_Consigne_
Veuillez recopier à l'identique chacune des lignes de tous les enregistrements ci-dessous.

—————

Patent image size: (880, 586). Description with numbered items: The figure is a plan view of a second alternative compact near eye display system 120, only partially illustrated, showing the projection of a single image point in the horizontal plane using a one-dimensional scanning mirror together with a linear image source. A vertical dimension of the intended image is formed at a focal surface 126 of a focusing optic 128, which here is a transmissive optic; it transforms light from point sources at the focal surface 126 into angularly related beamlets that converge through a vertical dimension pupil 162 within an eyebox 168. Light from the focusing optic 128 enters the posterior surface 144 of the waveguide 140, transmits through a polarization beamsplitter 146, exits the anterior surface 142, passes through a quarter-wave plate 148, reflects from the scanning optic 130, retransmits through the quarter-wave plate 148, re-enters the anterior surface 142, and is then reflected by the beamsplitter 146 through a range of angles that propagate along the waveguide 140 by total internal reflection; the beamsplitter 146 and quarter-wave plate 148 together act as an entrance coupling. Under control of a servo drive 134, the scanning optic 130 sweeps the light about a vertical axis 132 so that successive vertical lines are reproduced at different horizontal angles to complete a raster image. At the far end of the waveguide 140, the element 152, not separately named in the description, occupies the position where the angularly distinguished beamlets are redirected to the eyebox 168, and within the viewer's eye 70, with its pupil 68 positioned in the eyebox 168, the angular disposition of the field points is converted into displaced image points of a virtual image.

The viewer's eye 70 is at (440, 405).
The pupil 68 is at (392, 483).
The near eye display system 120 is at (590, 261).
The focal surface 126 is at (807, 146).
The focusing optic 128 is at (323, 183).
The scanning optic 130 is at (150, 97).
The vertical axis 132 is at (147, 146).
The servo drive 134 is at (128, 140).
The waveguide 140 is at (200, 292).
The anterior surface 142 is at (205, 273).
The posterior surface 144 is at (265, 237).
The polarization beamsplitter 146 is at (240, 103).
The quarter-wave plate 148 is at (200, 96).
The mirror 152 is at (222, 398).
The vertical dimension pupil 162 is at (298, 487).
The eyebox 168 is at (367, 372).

—————

_Réponse_
Patent image size: (880, 586). Description with numbered items: The figure is a plan view of a second alternative compact near eye display system 120, only partially illustrated, showing the projection of a single image point in the horizontal plane using a one-dimensional scanning mirror together with a linear image source. A vertical dimension of the intended image is formed at a focal surface 126 of a focusing optic 128, which here is a transmissive optic; it transforms light from point sources at the focal surface 126 into angularly related beamlets that converge through a vertical dimension pupil 162 within an eyebox 168. Light from the focusing optic 128 enters the posterior surface 144 of the waveguide 140, transmits through a polarization beamsplitter 146, exits the anterior surface 142, passes through a quarter-wave plate 148, reflects from the scanning optic 130, retransmits through the quarter-wave plate 148, re-enters the anterior surface 142, and is then reflected by the beamsplitter 146 through a range of angles that propagate along the waveguide 140 by total internal reflection; the beamsplitter 146 and quarter-wave plate 148 together act as an entrance coupling. Under control of a servo drive 134, the scanning optic 130 sweeps the light about a vertical axis 132 so that successive vertical lines are reproduced at different horizontal angles to complete a raster image. At the far end of the waveguide 140, the element 152, not separately named in the description, occupies the position where the angularly distinguished beamlets are redirected to the eyebox 168, and within the viewer's eye 70, with its pupil 68 positioned in the eyebox 168, the angular disposition of the field points is converted into displaced image points of a virtual image.

The viewer's eye 70 is at (440, 405).
The pupil 68 is at (392, 483).
The near eye display system 120 is at (590, 261).
The focal surface 126 is at (807, 146).
The focusing optic 128 is at (323, 183).
The scanning optic 130 is at (150, 97).
The vertical axis 132 is at (147, 146).
The servo drive 134 is at (128, 140).
The waveguide 140 is at (200, 292).
The anterior surface 142 is at (205, 273).
The posterior surface 144 is at (265, 237).
The polarization beamsplitter 146 is at (240, 103).
The quarter-wave plate 148 is at (200, 96).
The mirror 152 is at (222, 398).
The vertical dimension pupil 162 is at (298, 487).
The eyebox 168 is at (367, 372).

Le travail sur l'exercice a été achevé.